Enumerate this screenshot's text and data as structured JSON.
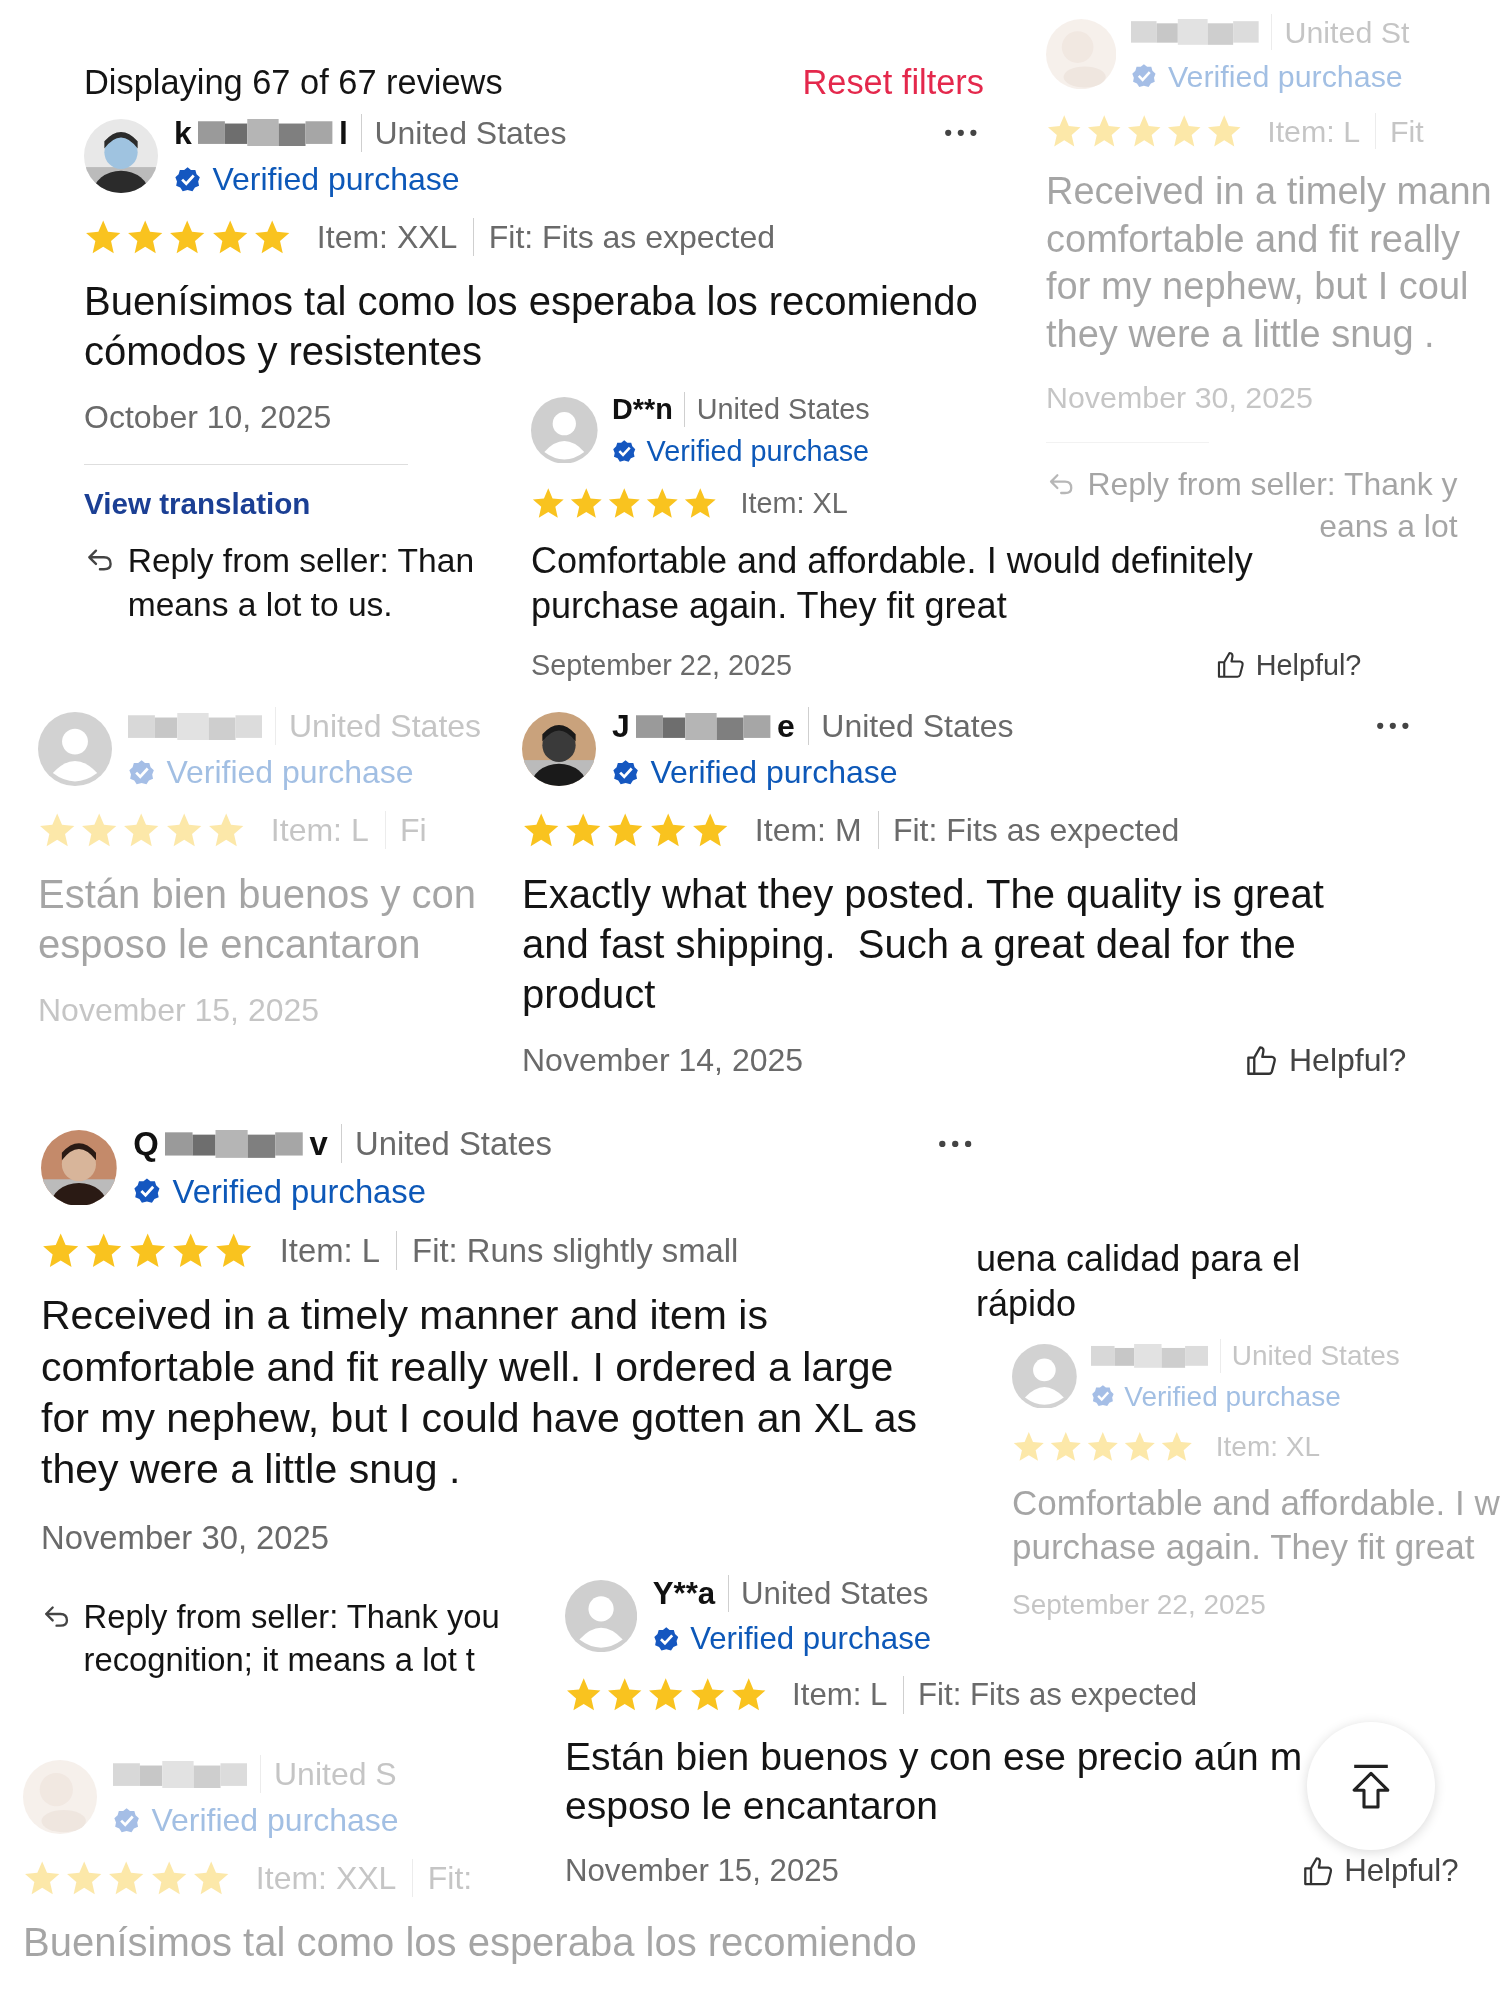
{
  "fragments": [
    {
      "header": {
        "count": "Displaying 67 of 67 reviews",
        "reset": "Reset filters"
      },
      "reviewer": {
        "name_start": "k",
        "name_end": "l",
        "redacted": true,
        "country": "United States",
        "verified": "Verified purchase",
        "more": true
      },
      "stars": 5,
      "item": "Item: XXL",
      "fit": "Fit: Fits as expected",
      "lines": [
        "Buenísimos tal como los esperaba los recomiendo",
        "cómodos y resistentes"
      ],
      "date": "October 10, 2025",
      "translation": "View translation",
      "reply": [
        "Reply from seller: Than",
        "means a lot to us."
      ]
    },
    {
      "reviewer": {
        "name": "D**n",
        "country": "United States",
        "verified": "Verified purchase",
        "avatar": {
          "kind": "placeholder"
        }
      },
      "stars": 5,
      "item": "Item: XL",
      "lines": [
        "Comfortable and affordable. I would definitely",
        "purchase again. They fit great"
      ],
      "date": "September 22, 2025",
      "helpful": "Helpful?"
    },
    {
      "faded": true,
      "reviewer": {
        "redacted": true,
        "country": "United St",
        "verified": "Verified purchase",
        "avatar": {
          "kind": "blurred"
        }
      },
      "stars": 5,
      "item": "Item: L",
      "fit": "Fit",
      "lines": [
        "Received in a timely mann",
        "comfortable and fit really",
        "for my nephew, but I coul",
        "they were a little snug ."
      ],
      "date": "November 30, 2025",
      "reply": [
        "Reply from seller: Thank y",
        "eans a lot"
      ]
    },
    {
      "faded": true,
      "reviewer": {
        "redacted": true,
        "country": "United States",
        "verified": "Verified purchase",
        "avatar": {
          "kind": "placeholder"
        }
      },
      "stars": 5,
      "item": "Item: L",
      "fit": "Fi",
      "lines": [
        "Están bien buenos y con",
        "esposo le encantaron"
      ],
      "date": "November 15, 2025"
    },
    {
      "reviewer": {
        "name_start": "J",
        "name_end": "e",
        "redacted": true,
        "country": "United States",
        "verified": "Verified purchase",
        "more": true
      },
      "stars": 5,
      "item": "Item: M",
      "fit": "Fit: Fits as expected",
      "lines": [
        "Exactly what they posted. The quality is great",
        "and fast shipping.  Such a great deal for the",
        "product"
      ],
      "date": "November 14, 2025",
      "helpful": "Helpful?"
    },
    {
      "reviewer": {
        "name_start": "Q",
        "name_end": "v",
        "redacted": true,
        "country": "United States",
        "verified": "Verified purchase",
        "more": true
      },
      "stars": 5,
      "item": "Item: L",
      "fit": "Fit: Runs slightly small",
      "lines": [
        "Received in a timely manner and item is",
        "comfortable and fit really well. I ordered a large",
        "for my nephew, but I could have gotten an XL as",
        "they were a little snug ."
      ],
      "date": "November 30, 2025"
    },
    {
      "lines": [
        "uena calidad para el",
        "rápido"
      ]
    },
    {
      "reply": [
        "Reply from seller: Thank you",
        "recognition; it means a lot t"
      ]
    },
    {
      "faded": true,
      "reviewer": {
        "redacted": true,
        "country": "United S",
        "verified": "Verified purchase",
        "avatar": {
          "kind": "blurred"
        }
      },
      "stars": 5,
      "item": "Item: XXL",
      "fit": "Fit:",
      "lines": [
        "Buenísimos tal como los esperaba los recomiendo"
      ]
    },
    {
      "faded": true,
      "reviewer": {
        "redacted": true,
        "country": "United States",
        "verified": "Verified purchase",
        "avatar": {
          "kind": "placeholder"
        }
      },
      "stars": 5,
      "item": "Item: XL",
      "lines": [
        "Comfortable and affordable. I w",
        "purchase again. They fit great"
      ],
      "date": "September 22, 2025"
    },
    {
      "reviewer": {
        "name": "Y**a",
        "country": "United States",
        "verified": "Verified purchase",
        "avatar": {
          "kind": "placeholder"
        }
      },
      "stars": 5,
      "item": "Item: L",
      "fit": "Fit: Fits as expected",
      "lines": [
        "Están bien buenos y con ese precio aún m",
        "esposo le encantaron"
      ],
      "date": "November 15, 2025",
      "helpful": "Helpful?"
    }
  ],
  "scroll_to_top": true
}
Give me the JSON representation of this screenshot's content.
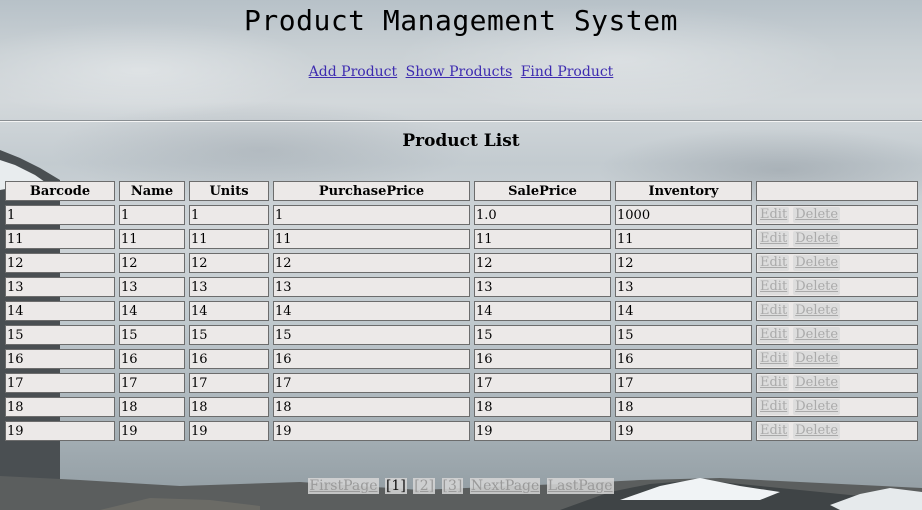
{
  "header": {
    "title": "Product Management System",
    "nav": [
      "Add Product",
      "Show Products",
      "Find Product"
    ]
  },
  "list": {
    "title": "Product List",
    "columns": [
      "Barcode",
      "Name",
      "Units",
      "PurchasePrice",
      "SalePrice",
      "Inventory",
      ""
    ],
    "actions": {
      "edit": "Edit",
      "delete": "Delete"
    },
    "rows": [
      [
        "1",
        "1",
        "1",
        "1",
        "1.0",
        "1000"
      ],
      [
        "11",
        "11",
        "11",
        "11",
        "11",
        "11"
      ],
      [
        "12",
        "12",
        "12",
        "12",
        "12",
        "12"
      ],
      [
        "13",
        "13",
        "13",
        "13",
        "13",
        "13"
      ],
      [
        "14",
        "14",
        "14",
        "14",
        "14",
        "14"
      ],
      [
        "15",
        "15",
        "15",
        "15",
        "15",
        "15"
      ],
      [
        "16",
        "16",
        "16",
        "16",
        "16",
        "16"
      ],
      [
        "17",
        "17",
        "17",
        "17",
        "17",
        "17"
      ],
      [
        "18",
        "18",
        "18",
        "18",
        "18",
        "18"
      ],
      [
        "19",
        "19",
        "19",
        "19",
        "19",
        "19"
      ]
    ]
  },
  "pager": {
    "first": "FirstPage",
    "pages": [
      "[1]",
      "[2]",
      "[3]"
    ],
    "current_index": 0,
    "next": "NextPage",
    "last": "LastPage"
  },
  "colors": {
    "link": "#3d2bb0",
    "cell_bg": "#ece9e8",
    "disabled_text": "#aaaaaa"
  },
  "icons": [
    "mountain-background-image"
  ]
}
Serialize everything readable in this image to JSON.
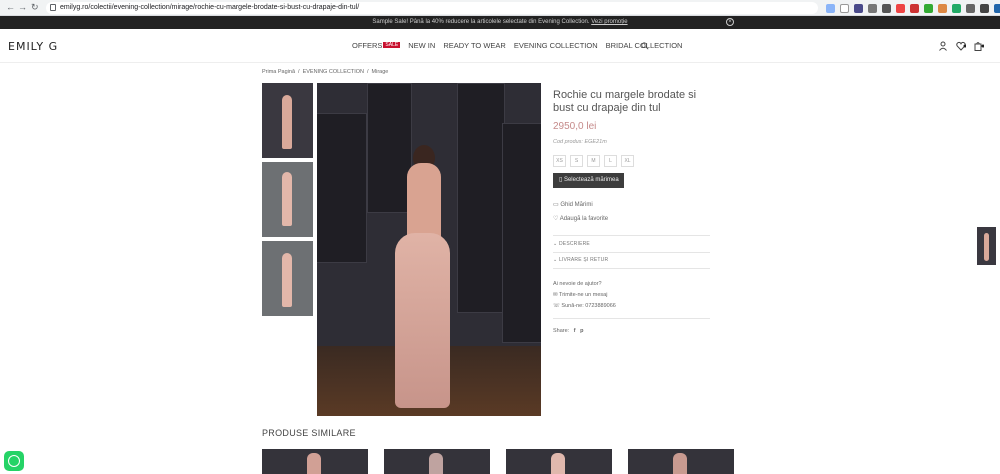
{
  "browser": {
    "url": "emilyg.ro/colectii/evening-collection/mirage/rochie-cu-margele-brodate-si-bust-cu-drapaje-din-tul/",
    "back": "←",
    "forward": "→",
    "reload": "↻"
  },
  "promo": {
    "text": "Sample Sale! Până la 40% reducere la articolele selectate din Evening Collection.",
    "link": "Vezi promoție",
    "close": "×"
  },
  "header": {
    "logo": "EMILY G",
    "nav": [
      "OFFERS",
      "NEW IN",
      "READY TO WEAR",
      "EVENING COLLECTION",
      "BRIDAL COLLECTION"
    ],
    "offers_tag": "SALE"
  },
  "breadcrumb": [
    "Prima Pagină",
    "EVENING COLLECTION",
    "Mirage"
  ],
  "product": {
    "title": "Rochie cu margele brodate si bust cu drapaje din tul",
    "price": "2950,0 lei",
    "sku": "Cod produs: EGE21m",
    "sizes": [
      "XS",
      "S",
      "M",
      "L",
      "XL"
    ],
    "select_size": "Selectează mărimea",
    "size_guide": "Ghid Mărimi",
    "favorite": "Adaugă la favorite",
    "description": "DESCRIERE",
    "delivery": "LIVRARE ȘI RETUR",
    "help_title": "Ai nevoie de ajutor?",
    "message": "Trimite-ne un mesaj",
    "phone": "Sună-ne: 0723889066",
    "share": "Share:"
  },
  "similar": {
    "title": "PRODUSE SIMILARE"
  },
  "colors": {
    "accent_price": "#c58a8a",
    "promo_bg": "#222222",
    "button_bg": "#3d3d3d",
    "offers_tag": "#c8102e",
    "whatsapp": "#25d366"
  }
}
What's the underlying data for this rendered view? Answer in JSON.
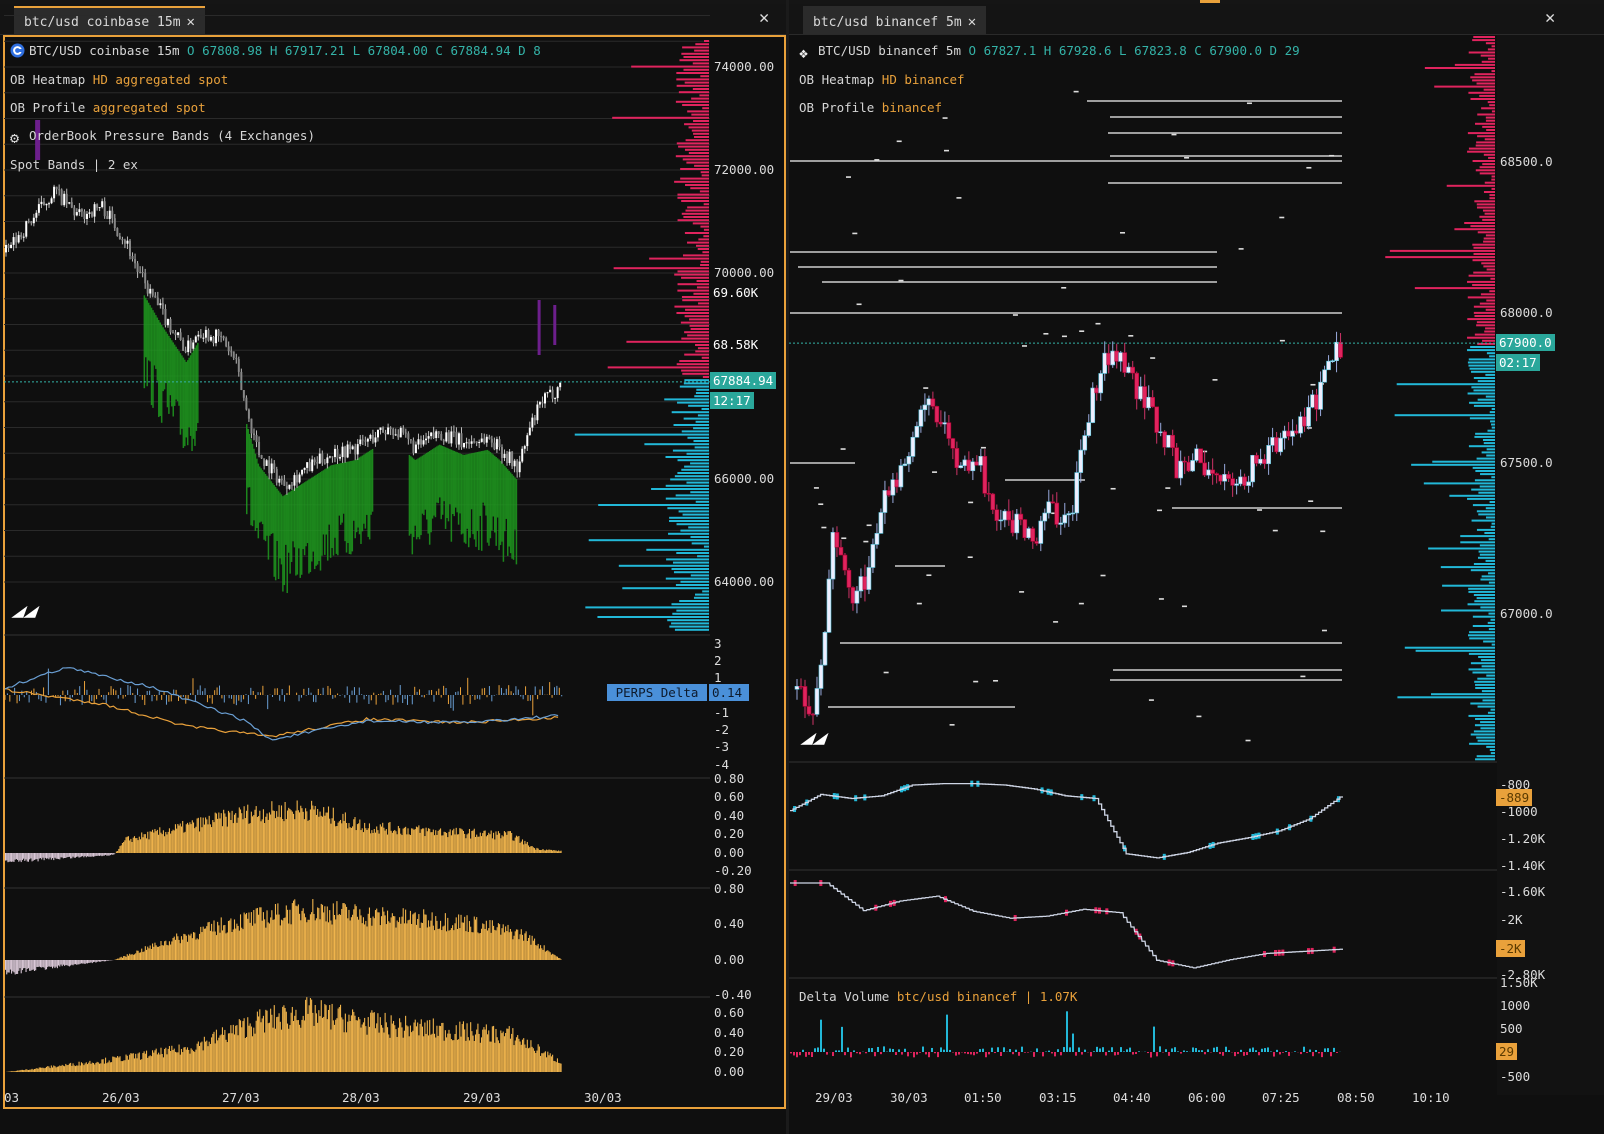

Given request
In the lines above, find each one with "Thank" and list it.

The answer
        "Reply from seller: Thank y",
        "Reply from seller: Thank you",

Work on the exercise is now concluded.